What this task involves -
Write out each line exactly as given. Leave the pictures out of your copy.

Information provided -
----
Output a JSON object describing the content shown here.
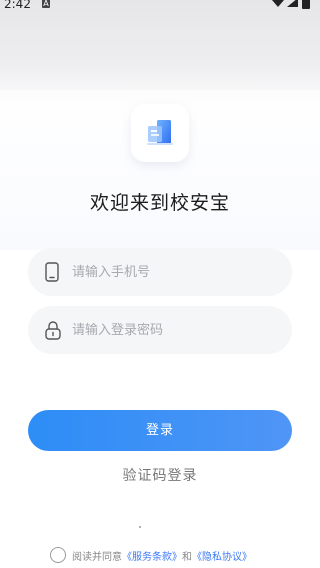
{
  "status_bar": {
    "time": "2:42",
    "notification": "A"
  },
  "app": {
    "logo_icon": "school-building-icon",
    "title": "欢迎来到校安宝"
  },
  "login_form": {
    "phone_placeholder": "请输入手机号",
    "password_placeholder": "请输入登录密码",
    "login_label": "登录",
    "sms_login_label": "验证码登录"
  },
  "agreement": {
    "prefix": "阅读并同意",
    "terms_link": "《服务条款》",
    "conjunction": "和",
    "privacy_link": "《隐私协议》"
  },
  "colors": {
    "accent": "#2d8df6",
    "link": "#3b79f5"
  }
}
----
Task result -
Output a JSON object describing the content shown here.
{
  "status_bar": {
    "time": "2:42",
    "notification": "A"
  },
  "app": {
    "logo_icon": "school-building-icon",
    "title": "欢迎来到校安宝"
  },
  "login_form": {
    "phone_placeholder": "请输入手机号",
    "password_placeholder": "请输入登录密码",
    "login_label": "登录",
    "sms_login_label": "验证码登录"
  },
  "agreement": {
    "prefix": "阅读并同意",
    "terms_link": "《服务条款》",
    "conjunction": "和",
    "privacy_link": "《隐私协议》"
  },
  "colors": {
    "accent": "#2d8df6",
    "link": "#3b79f5"
  }
}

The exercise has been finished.